[Excerpt from a dataset]
============

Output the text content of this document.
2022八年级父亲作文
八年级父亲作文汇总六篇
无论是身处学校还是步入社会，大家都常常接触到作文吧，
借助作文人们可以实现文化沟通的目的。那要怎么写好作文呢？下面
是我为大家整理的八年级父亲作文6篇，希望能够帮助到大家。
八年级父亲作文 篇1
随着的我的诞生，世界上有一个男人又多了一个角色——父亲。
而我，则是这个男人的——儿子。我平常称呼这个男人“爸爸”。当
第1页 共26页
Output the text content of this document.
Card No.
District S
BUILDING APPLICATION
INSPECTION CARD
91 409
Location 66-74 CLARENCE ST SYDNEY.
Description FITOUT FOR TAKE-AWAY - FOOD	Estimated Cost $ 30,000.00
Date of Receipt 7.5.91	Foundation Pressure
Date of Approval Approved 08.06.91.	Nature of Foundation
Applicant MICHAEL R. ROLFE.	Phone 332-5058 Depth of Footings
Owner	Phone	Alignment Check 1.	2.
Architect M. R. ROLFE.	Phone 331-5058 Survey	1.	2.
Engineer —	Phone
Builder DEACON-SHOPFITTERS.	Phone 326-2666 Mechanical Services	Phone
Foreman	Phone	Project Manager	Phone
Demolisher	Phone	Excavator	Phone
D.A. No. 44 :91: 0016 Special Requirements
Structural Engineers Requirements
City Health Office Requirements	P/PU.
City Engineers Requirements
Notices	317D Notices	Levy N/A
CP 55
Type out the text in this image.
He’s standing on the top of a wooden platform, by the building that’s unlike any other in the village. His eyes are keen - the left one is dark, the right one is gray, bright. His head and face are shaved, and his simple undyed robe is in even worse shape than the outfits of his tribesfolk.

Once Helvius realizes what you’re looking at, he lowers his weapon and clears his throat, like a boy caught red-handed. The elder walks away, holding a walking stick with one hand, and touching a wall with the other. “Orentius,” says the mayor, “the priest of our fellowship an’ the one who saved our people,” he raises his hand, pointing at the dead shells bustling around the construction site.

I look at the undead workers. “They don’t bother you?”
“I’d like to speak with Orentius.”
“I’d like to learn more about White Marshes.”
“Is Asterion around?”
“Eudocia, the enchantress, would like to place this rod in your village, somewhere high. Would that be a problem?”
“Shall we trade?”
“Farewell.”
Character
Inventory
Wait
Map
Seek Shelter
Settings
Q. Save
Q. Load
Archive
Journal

============

**WHAT TO WORK ON:** Print out every record again, exactly and in full.

**OUTPUT FOR THIS TASK:**
Output the text content of this document.
2022八年级父亲作文
八年级父亲作文汇总六篇
无论是身处学校还是步入社会，大家都常常接触到作文吧，
借助作文人们可以实现文化沟通的目的。那要怎么写好作文呢？下面
是我为大家整理的八年级父亲作文6篇，希望能够帮助到大家。
八年级父亲作文 篇1
随着的我的诞生，世界上有一个男人又多了一个角色——父亲。
而我，则是这个男人的——儿子。我平常称呼这个男人“爸爸”。当
第1页 共26页
Output the text content of this document.
Card No.
District S
BUILDING APPLICATION
INSPECTION CARD
91 409
Location 66-74 CLARENCE ST SYDNEY.
Description FITOUT FOR TAKE-AWAY - FOOD	Estimated Cost $ 30,000.00
Date of Receipt 7.5.91	Foundation Pressure
Date of Approval Approved 08.06.91.	Nature of Foundation
Applicant MICHAEL R. ROLFE.	Phone 332-5058 Depth of Footings
Owner	Phone	Alignment Check 1.	2.
Architect M. R. ROLFE.	Phone 331-5058 Survey	1.	2.
Engineer —	Phone
Builder DEACON-SHOPFITTERS.	Phone 326-2666 Mechanical Services	Phone
Foreman	Phone	Project Manager	Phone
Demolisher	Phone	Excavator	Phone
D.A. No. 44 :91: 0016 Special Requirements
Structural Engineers Requirements
City Health Office Requirements	P/PU.
City Engineers Requirements
Notices	317D Notices	Levy N/A
CP 55
Type out the text in this image.
He’s standing on the top of a wooden platform, by the building that’s unlike any other in the village. His eyes are keen - the left one is dark, the right one is gray, bright. His head and face are shaved, and his simple undyed robe is in even worse shape than the outfits of his tribesfolk.

Once Helvius realizes what you’re looking at, he lowers his weapon and clears his throat, like a boy caught red-handed. The elder walks away, holding a walking stick with one hand, and touching a wall with the other. “Orentius,” says the mayor, “the priest of our fellowship an’ the one who saved our people,” he raises his hand, pointing at the dead shells bustling around the construction site.

I look at the undead workers. “They don’t bother you?”
“I’d like to speak with Orentius.”
“I’d like to learn more about White Marshes.”
“Is Asterion around?”
“Eudocia, the enchantress, would like to place this rod in your village, somewhere high. Would that be a problem?”
“Shall we trade?”
“Farewell.”
Character
Inventory
Wait
Map
Seek Shelter
Settings
Q. Save
Q. Load
Archive
Journal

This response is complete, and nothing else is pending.